→ **課題内容**:
IBDの研究を紹介した抜粋本文について、次の1.〜3.が本文の内容と一致するかを「はい」か「いいえ」で答え、判断の根拠となる本文の語句を原文どおり引用せよ。
1. 紹介されている論文はNatureの3月25日号に掲載された。
2. IBDの患者ではSETDB1が増加していた。
3. マウスでSETDB1遺伝子をノックアウトすると、強い腸炎が起きるまでに1か月かかった。

··· 抜粋本文

潰瘍性大腸炎やクローン病は炎症性腸疾患(IBD)と総称されており、自己免疫、慢性感染症、食事など多様な原因で、腸内に慢性の炎症が続く。従って、最初のシグナルを特定することがこの分野の重要な課題になる。
今日紹介する中国廈門大学からの論文は炎症性腸炎も完全な内因性の原因で起こりうることを示した研究で3月25日号のNatureに掲載された。タイトルは「Gut stem cell necroptosis by genome instability triggers bowel inflammation (ゲノム不安定性による腸管幹細胞のネクロプトーシスは炎症性腸炎の引き金になる)」だ。
この研究では、IBDの患者さんの遺伝子発現を調べて、ヒストンのメチル化に関わるSETDB1が低下しており、またSETDB1低下が幹細胞で著しいことを発見し、SETDB1の低下がIBDの引き金になるのではと着想している。
あとは、腸管幹細胞でSETDB1遺伝子のノックアウトを誘導的に行えるマウスを作成し、成長してからこの遺伝子をノックアウトすると、期待通り強い腸炎が1週間で誘導できることを示している。すなわち、幹細胞内での原因でIBDを誘導することができた。

······
··· 提示リスト

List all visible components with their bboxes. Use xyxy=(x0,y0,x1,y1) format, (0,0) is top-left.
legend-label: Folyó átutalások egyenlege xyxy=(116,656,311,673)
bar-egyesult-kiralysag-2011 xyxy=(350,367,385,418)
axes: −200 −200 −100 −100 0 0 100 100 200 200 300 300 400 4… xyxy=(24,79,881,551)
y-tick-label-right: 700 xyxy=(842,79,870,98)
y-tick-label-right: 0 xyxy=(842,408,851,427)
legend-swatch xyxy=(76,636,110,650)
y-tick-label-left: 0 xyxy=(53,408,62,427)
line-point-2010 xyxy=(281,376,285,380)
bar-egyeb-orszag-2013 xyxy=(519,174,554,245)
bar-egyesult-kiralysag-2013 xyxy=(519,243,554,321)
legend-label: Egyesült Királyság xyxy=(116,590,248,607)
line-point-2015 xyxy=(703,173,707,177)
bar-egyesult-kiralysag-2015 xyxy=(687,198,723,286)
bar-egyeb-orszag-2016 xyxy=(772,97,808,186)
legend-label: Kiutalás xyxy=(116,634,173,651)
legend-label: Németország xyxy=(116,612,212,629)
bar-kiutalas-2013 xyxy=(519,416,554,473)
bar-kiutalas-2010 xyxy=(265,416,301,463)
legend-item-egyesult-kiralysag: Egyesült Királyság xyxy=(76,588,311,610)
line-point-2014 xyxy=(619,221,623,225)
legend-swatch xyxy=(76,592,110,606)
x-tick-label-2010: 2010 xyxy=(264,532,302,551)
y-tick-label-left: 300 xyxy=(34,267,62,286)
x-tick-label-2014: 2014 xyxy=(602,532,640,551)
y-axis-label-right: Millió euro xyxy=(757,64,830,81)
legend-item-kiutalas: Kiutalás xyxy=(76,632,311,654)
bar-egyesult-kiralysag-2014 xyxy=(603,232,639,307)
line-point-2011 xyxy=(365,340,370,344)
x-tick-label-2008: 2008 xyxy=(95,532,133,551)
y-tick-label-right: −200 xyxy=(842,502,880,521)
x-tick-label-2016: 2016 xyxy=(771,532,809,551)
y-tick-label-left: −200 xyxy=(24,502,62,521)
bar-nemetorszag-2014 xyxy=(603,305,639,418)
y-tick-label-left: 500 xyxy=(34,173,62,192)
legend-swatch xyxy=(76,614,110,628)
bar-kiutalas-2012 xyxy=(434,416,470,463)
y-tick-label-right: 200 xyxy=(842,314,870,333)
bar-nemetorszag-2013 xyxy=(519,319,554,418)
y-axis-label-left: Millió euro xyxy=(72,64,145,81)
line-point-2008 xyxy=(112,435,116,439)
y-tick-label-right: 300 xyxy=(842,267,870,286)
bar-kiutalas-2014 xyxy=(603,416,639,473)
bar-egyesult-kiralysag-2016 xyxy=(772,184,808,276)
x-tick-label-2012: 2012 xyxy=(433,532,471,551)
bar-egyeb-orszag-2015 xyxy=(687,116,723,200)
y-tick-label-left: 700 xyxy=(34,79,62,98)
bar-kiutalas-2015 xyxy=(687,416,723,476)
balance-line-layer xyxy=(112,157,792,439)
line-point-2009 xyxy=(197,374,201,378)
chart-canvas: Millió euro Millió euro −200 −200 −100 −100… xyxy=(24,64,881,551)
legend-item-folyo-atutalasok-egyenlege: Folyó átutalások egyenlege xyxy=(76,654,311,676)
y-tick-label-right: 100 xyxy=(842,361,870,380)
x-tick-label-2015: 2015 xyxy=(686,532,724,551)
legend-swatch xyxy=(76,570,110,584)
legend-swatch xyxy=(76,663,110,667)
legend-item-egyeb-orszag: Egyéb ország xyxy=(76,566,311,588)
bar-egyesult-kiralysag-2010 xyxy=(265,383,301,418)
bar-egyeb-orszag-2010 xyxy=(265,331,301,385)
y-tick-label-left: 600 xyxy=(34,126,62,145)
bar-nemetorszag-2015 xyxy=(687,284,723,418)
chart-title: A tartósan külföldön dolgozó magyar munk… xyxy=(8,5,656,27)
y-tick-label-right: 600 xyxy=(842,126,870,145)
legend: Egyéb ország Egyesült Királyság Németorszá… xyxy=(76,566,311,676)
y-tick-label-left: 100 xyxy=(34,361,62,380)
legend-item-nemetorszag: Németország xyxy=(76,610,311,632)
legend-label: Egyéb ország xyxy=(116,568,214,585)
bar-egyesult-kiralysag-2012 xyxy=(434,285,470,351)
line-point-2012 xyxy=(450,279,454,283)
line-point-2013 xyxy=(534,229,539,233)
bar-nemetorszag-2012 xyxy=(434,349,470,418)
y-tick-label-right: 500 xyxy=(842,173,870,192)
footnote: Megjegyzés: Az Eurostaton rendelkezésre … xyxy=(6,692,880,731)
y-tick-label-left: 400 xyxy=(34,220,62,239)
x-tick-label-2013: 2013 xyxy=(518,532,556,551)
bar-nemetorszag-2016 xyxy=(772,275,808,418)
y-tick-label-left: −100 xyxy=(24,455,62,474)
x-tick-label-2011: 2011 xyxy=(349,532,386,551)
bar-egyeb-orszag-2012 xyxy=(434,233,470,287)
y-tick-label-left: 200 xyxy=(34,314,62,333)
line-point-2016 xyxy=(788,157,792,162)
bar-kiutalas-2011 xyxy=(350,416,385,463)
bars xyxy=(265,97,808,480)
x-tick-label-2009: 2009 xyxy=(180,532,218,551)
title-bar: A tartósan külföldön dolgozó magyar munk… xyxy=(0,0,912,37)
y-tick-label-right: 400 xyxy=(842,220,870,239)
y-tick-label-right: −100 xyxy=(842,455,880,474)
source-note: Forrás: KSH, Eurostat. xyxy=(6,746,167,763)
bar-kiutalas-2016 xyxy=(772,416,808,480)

······

→ **解答**:
1. はい。「3月25日号のNatureに掲載された」
2. いいえ。「SETDB1が低下しており」
3. いいえ。「強い腸炎が1週間で誘導できる」